Collected data entries
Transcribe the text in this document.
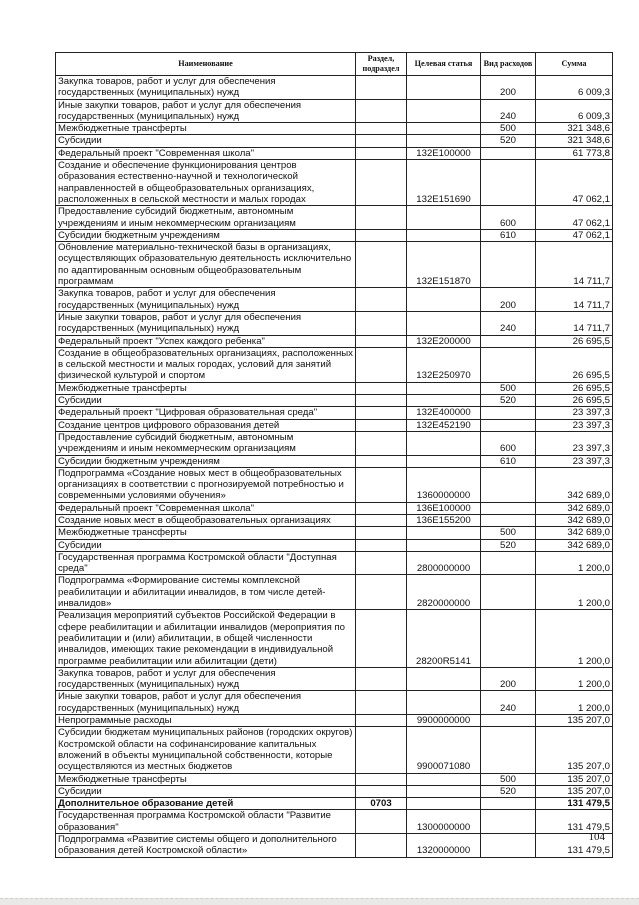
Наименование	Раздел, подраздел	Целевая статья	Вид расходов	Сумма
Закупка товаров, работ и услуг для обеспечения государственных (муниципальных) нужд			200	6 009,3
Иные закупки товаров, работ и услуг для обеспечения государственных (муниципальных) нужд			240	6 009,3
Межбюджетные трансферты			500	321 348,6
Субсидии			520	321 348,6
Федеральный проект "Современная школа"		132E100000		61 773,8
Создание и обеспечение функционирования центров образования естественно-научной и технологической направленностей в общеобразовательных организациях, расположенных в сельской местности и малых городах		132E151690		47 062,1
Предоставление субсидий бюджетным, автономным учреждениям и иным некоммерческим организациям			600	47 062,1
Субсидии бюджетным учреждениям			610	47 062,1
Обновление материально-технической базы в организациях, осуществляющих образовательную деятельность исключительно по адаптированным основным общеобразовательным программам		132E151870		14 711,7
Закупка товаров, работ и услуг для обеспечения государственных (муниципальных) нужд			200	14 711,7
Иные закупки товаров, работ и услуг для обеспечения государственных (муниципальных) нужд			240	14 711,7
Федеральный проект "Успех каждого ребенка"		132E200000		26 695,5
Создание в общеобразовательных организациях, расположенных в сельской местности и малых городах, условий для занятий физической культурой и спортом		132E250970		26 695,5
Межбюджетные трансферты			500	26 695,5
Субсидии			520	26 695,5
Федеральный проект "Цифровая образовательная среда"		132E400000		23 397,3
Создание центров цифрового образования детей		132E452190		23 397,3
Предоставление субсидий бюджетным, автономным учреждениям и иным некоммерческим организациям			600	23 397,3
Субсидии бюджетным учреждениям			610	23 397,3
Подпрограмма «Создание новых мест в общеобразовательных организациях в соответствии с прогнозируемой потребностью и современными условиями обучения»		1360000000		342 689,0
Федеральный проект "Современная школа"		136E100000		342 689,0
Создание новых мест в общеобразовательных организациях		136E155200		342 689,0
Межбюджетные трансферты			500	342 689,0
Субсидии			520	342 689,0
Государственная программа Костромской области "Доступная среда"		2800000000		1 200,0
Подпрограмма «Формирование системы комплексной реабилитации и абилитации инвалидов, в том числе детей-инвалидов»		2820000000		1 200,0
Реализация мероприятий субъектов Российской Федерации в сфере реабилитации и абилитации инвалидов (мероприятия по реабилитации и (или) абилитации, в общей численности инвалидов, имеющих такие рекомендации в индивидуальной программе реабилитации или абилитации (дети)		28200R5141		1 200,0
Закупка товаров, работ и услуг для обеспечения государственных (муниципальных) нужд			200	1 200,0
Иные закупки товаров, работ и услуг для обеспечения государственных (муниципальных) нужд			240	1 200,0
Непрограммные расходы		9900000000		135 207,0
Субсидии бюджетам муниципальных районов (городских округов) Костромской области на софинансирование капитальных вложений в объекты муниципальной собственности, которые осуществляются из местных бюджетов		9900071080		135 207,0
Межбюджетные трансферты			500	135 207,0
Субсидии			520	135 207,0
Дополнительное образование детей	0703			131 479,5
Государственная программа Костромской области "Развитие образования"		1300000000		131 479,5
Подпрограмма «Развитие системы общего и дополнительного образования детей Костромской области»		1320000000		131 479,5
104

...

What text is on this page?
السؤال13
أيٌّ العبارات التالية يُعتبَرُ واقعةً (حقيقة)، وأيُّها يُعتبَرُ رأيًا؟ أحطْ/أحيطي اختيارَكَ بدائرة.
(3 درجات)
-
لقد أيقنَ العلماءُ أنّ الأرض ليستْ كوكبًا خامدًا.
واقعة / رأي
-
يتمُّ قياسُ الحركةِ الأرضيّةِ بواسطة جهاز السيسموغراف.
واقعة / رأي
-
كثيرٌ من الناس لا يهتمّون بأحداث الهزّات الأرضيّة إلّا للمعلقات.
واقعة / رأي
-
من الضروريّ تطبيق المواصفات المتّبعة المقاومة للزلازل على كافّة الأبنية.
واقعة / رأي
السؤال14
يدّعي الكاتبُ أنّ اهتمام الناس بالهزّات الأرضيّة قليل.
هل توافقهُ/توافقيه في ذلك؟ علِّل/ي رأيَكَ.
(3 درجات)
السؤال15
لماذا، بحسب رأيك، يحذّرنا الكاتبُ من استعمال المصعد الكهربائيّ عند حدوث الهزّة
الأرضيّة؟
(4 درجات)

▶ [Work to complete] Check each line of the entries for the string "государственных". Copy the lines that have it.

▶ [Output for this exercise]
Закупка товаров, работ и услуг для обеспечения государственных (муниципальных) нужд			200	6 009,3
Иные закупки товаров, работ и услуг для обеспечения государственных (муниципальных) нужд			240	6 009,3
Закупка товаров, работ и услуг для обеспечения государственных (муниципальных) нужд			200	14 711,7
Иные закупки товаров, работ и услуг для обеспечения государственных (муниципальных) нужд			240	14 711,7
Закупка товаров, работ и услуг для обеспечения государственных (муниципальных) нужд			200	1 200,0
Иные закупки товаров, работ и услуг для обеспечения государственных (муниципальных) нужд			240	1 200,0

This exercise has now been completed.